**Exercise prompt:**
Leave the pictures out and quote only the lines from the one with "What data populates" down to the end of the listing below.

**Raw records:**
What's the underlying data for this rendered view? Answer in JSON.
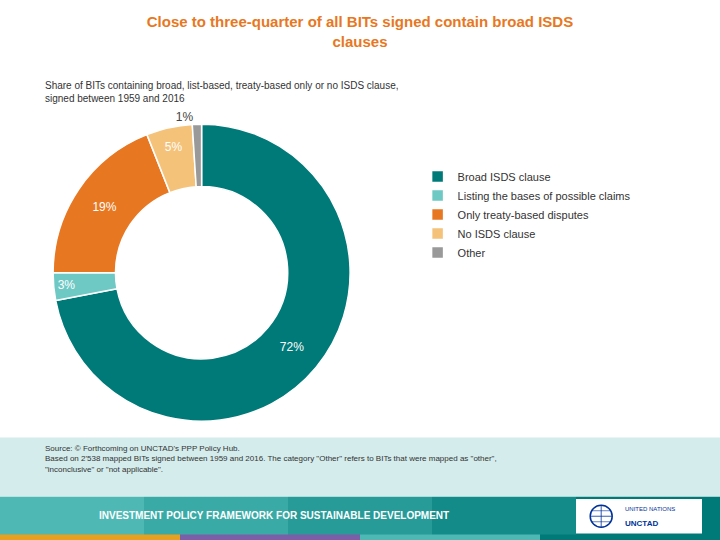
{
  "chart_data": {
    "type": "pie",
    "title": "Close to three-quarter of all BITs signed contain broad ISDS\nclauses",
    "subtitle": "Share of BITs containing broad, list-based, treaty-based only or no ISDS clause,\nsigned between 1959 and 2016",
    "categories": [
      "Broad ISDS clause",
      "Listing the bases of possible claims",
      "Only treaty-based disputes",
      "No ISDS clause",
      "Other"
    ],
    "values": [
      72,
      3,
      19,
      5,
      1
    ],
    "value_labels": [
      "72%",
      "3%",
      "19%",
      "5%",
      "1%"
    ],
    "data_labels": true,
    "colors": [
      "#007A78",
      "#6EC9C4",
      "#E87722",
      "#F5C27A",
      "#999999"
    ],
    "legend": "right",
    "annotations": [
      "Source: © Forthcoming on UNCTAD's PPP Policy Hub.\nBased on 2'538 mapped BITs signed between 1959 and 2016. The category \"Other\" refers to BITs that were mapped as \"other\",\n\"inconclusive\" or \"not applicable\".",
      "INVESTMENT POLICY FRAMEWORK FOR SUSTAINABLE DEVELOPMENT",
      "UNITED NATIONS",
      "UNCTAD"
    ]
  }
}
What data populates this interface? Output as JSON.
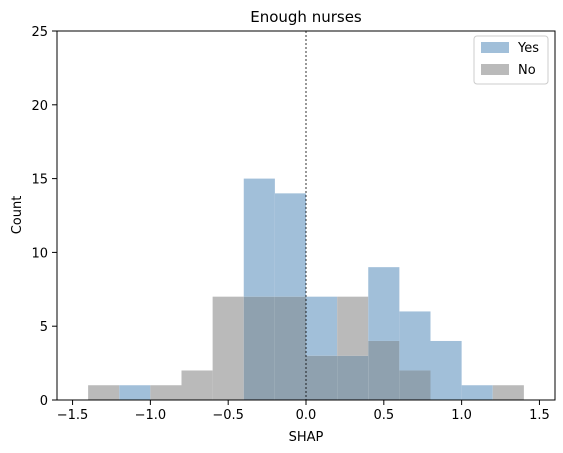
{
  "chart_data": {
    "type": "histogram",
    "title": "Enough nurses",
    "xlabel": "SHAP",
    "ylabel": "Count",
    "xlim": [
      -1.6,
      1.6
    ],
    "ylim": [
      0,
      25
    ],
    "xticks": [
      -1.5,
      -1.0,
      -0.5,
      0.0,
      0.5,
      1.0,
      1.5
    ],
    "xtick_labels": [
      "−1.5",
      "−1.0",
      "−0.5",
      "0.0",
      "0.5",
      "1.0",
      "1.5"
    ],
    "yticks": [
      0,
      5,
      10,
      15,
      20,
      25
    ],
    "ytick_labels": [
      "0",
      "5",
      "10",
      "15",
      "20",
      "25"
    ],
    "reference_line": {
      "x": 0,
      "style": "dotted"
    },
    "legend": {
      "position": "top-right"
    },
    "bin_edges": [
      -1.4,
      -1.2,
      -1.0,
      -0.8,
      -0.6,
      -0.4,
      -0.2,
      0.0,
      0.2,
      0.4,
      0.6,
      0.8,
      1.0,
      1.2,
      1.4
    ],
    "series": [
      {
        "name": "Yes",
        "color": "#a1bfd9",
        "values": [
          0,
          1,
          0,
          0,
          0,
          15,
          14,
          7,
          3,
          9,
          6,
          4,
          1,
          0
        ]
      },
      {
        "name": "No",
        "color": "#bababa",
        "values": [
          1,
          0,
          1,
          2,
          7,
          7,
          7,
          3,
          7,
          4,
          2,
          0,
          0,
          1
        ]
      }
    ],
    "overlap_color": "#8fa1af"
  }
}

**Complete response:**
What data populates this interface? Output as JSON.
{
  "chart_data": {
    "type": "histogram",
    "title": "Enough nurses",
    "xlabel": "SHAP",
    "ylabel": "Count",
    "xlim": [
      -1.6,
      1.6
    ],
    "ylim": [
      0,
      25
    ],
    "xticks": [
      -1.5,
      -1.0,
      -0.5,
      0.0,
      0.5,
      1.0,
      1.5
    ],
    "xtick_labels": [
      "−1.5",
      "−1.0",
      "−0.5",
      "0.0",
      "0.5",
      "1.0",
      "1.5"
    ],
    "yticks": [
      0,
      5,
      10,
      15,
      20,
      25
    ],
    "ytick_labels": [
      "0",
      "5",
      "10",
      "15",
      "20",
      "25"
    ],
    "reference_line": {
      "x": 0,
      "style": "dotted"
    },
    "legend": {
      "position": "top-right"
    },
    "bin_edges": [
      -1.4,
      -1.2,
      -1.0,
      -0.8,
      -0.6,
      -0.4,
      -0.2,
      0.0,
      0.2,
      0.4,
      0.6,
      0.8,
      1.0,
      1.2,
      1.4
    ],
    "series": [
      {
        "name": "Yes",
        "color": "#a1bfd9",
        "values": [
          0,
          1,
          0,
          0,
          0,
          15,
          14,
          7,
          3,
          9,
          6,
          4,
          1,
          0
        ]
      },
      {
        "name": "No",
        "color": "#bababa",
        "values": [
          1,
          0,
          1,
          2,
          7,
          7,
          7,
          3,
          7,
          4,
          2,
          0,
          0,
          1
        ]
      }
    ],
    "overlap_color": "#8fa1af"
  }
}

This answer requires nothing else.